Record set:

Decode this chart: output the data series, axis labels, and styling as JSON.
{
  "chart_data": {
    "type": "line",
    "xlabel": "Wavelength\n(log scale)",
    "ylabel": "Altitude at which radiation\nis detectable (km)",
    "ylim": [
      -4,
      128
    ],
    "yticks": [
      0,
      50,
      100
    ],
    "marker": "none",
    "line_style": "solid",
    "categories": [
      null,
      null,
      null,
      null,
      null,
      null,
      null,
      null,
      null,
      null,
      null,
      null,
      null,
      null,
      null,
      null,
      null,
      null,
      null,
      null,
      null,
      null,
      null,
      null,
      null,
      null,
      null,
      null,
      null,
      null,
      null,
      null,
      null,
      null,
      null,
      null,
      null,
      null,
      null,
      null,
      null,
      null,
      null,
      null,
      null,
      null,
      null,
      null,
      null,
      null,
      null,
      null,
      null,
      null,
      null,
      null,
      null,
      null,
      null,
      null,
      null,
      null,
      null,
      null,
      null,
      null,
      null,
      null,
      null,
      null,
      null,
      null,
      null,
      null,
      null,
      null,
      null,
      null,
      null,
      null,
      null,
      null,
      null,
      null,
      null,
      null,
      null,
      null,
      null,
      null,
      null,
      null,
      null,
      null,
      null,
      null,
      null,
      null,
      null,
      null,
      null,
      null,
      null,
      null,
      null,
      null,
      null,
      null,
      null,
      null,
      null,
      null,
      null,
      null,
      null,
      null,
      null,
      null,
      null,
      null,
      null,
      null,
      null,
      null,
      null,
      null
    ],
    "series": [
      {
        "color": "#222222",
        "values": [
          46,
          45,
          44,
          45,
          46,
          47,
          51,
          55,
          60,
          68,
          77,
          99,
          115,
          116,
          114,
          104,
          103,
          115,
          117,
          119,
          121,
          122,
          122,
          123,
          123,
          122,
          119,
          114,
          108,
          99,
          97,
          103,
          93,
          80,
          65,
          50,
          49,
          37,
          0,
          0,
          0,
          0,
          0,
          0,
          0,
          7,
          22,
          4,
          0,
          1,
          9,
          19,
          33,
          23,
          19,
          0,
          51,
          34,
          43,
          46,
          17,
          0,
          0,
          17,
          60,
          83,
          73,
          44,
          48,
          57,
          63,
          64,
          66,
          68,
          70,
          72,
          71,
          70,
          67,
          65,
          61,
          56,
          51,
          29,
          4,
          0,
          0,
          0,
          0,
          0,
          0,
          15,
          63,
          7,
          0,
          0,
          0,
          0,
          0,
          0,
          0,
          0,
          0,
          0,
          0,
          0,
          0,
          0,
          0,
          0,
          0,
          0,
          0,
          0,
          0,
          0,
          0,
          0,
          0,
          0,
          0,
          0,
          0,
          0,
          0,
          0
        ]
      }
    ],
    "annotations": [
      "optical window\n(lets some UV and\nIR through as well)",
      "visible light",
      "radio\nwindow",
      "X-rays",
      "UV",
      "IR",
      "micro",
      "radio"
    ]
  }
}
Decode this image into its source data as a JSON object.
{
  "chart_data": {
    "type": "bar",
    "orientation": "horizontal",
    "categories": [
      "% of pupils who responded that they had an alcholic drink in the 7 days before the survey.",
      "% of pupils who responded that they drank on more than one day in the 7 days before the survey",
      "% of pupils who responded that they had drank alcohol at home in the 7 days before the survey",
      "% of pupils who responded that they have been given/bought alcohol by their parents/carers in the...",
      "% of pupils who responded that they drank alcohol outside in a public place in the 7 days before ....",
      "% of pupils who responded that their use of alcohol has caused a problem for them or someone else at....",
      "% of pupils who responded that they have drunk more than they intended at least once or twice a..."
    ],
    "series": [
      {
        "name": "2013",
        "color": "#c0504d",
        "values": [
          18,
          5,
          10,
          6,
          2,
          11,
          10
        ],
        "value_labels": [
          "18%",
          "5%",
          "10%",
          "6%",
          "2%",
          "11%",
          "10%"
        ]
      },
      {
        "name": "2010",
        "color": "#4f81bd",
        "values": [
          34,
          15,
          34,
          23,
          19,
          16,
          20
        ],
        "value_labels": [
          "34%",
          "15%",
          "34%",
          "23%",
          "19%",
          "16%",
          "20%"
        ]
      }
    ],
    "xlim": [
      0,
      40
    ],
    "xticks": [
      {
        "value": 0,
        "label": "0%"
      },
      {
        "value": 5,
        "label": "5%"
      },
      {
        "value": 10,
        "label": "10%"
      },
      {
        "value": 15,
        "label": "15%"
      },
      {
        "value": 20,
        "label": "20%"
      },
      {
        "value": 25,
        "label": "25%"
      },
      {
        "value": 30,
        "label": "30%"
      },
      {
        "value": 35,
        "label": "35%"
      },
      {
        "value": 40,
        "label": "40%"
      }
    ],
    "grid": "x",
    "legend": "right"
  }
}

Exercise: Pick out all the lines with the word "have" in them and copy them.

Response to the task:
      "% of pupils who responded that they have been given/bought alcohol by their parents/carers in the...",
      "% of pupils who responded that they have drunk more than they intended at least once or twice a..."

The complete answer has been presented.